• _AVAILABLE DATA_

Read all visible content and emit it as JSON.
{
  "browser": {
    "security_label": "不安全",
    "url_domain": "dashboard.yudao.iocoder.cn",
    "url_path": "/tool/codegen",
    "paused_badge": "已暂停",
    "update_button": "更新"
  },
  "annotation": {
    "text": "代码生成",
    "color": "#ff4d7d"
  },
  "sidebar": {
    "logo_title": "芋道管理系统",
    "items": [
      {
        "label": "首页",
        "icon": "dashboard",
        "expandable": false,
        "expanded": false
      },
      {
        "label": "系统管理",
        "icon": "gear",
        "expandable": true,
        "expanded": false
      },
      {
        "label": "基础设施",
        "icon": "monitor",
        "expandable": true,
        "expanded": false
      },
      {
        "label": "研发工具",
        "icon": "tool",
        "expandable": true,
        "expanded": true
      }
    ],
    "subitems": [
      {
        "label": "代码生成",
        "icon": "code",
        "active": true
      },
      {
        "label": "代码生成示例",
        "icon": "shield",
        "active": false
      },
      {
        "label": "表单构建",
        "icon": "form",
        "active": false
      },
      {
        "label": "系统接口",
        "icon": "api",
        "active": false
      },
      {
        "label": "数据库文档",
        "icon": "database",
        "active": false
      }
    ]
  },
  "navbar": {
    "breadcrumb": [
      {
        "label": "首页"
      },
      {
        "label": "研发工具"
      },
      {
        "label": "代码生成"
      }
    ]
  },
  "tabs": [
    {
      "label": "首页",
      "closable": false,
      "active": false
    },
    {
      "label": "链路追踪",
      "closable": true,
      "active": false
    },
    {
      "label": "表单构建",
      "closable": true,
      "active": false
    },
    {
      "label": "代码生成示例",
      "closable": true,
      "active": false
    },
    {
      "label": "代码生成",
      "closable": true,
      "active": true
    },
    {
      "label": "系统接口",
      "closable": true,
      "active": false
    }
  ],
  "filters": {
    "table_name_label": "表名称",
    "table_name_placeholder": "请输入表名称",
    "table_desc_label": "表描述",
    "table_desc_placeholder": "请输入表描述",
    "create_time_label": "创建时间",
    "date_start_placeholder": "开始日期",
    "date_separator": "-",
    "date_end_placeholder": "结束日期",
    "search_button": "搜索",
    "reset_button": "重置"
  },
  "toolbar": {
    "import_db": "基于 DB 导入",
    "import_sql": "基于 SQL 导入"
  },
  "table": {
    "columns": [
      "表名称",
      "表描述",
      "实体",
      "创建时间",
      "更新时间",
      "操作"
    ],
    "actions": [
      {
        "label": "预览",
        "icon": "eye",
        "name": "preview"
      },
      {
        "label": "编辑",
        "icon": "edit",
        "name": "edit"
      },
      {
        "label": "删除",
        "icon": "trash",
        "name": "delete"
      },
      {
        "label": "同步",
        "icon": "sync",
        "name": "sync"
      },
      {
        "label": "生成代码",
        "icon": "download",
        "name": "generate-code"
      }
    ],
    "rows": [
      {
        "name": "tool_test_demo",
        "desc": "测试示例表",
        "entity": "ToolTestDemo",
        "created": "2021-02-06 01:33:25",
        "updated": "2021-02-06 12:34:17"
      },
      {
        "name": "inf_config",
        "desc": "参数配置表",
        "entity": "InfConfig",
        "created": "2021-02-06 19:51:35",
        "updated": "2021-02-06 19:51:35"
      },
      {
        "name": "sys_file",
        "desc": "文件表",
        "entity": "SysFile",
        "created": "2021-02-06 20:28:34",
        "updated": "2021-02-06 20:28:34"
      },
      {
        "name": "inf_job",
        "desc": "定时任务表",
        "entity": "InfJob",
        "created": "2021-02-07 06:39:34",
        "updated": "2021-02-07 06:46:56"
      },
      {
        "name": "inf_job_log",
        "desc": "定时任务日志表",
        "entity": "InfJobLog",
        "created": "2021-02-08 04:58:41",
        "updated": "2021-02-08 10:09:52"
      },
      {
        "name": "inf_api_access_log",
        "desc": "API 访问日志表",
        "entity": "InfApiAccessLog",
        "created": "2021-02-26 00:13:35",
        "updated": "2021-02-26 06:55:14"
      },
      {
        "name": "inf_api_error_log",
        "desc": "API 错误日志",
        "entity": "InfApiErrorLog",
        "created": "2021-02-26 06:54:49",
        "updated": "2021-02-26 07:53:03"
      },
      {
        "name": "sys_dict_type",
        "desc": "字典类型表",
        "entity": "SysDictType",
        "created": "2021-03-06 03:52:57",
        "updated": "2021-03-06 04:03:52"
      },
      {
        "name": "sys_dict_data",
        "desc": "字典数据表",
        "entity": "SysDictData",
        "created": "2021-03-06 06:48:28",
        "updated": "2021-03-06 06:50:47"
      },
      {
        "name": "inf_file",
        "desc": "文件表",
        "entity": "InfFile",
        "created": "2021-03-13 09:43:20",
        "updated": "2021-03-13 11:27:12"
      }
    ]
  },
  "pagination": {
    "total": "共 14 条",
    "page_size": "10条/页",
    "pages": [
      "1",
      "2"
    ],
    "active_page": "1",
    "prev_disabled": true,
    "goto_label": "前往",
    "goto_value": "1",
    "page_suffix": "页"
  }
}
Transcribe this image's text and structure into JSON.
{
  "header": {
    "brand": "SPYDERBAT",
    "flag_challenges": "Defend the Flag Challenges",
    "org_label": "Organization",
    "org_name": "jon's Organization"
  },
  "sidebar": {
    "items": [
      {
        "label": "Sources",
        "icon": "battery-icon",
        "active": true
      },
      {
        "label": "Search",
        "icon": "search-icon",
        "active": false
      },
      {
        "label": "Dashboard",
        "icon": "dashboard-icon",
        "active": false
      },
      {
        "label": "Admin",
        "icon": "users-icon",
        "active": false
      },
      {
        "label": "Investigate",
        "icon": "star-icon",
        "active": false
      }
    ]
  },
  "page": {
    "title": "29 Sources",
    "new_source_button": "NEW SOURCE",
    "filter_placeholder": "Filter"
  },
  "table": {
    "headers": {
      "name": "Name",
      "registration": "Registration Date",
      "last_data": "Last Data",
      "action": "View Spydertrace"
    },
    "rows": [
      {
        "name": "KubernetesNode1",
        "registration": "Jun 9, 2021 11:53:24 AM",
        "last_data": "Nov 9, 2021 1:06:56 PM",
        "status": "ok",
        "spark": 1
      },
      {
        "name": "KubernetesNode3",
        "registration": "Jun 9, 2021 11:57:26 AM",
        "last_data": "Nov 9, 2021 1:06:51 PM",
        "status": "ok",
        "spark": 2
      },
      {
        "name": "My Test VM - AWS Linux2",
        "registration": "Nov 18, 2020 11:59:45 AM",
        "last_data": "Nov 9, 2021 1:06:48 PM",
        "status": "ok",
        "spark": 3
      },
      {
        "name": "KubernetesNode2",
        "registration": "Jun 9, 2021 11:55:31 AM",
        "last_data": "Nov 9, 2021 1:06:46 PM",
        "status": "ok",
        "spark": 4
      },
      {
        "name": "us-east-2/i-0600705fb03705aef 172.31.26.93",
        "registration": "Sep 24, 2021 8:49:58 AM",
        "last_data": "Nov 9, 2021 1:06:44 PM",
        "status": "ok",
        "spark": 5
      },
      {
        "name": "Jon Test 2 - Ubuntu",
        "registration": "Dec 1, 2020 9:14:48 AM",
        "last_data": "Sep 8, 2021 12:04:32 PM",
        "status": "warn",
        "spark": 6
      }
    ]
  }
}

• _WHAT THE TASK REQUIRES_
In the entries above, find each line with the string "Organization" and copy it.

• _RESULT OF THIS EXERCISE_
    "org_label": "Organization",
    "org_name": "jon's Organization"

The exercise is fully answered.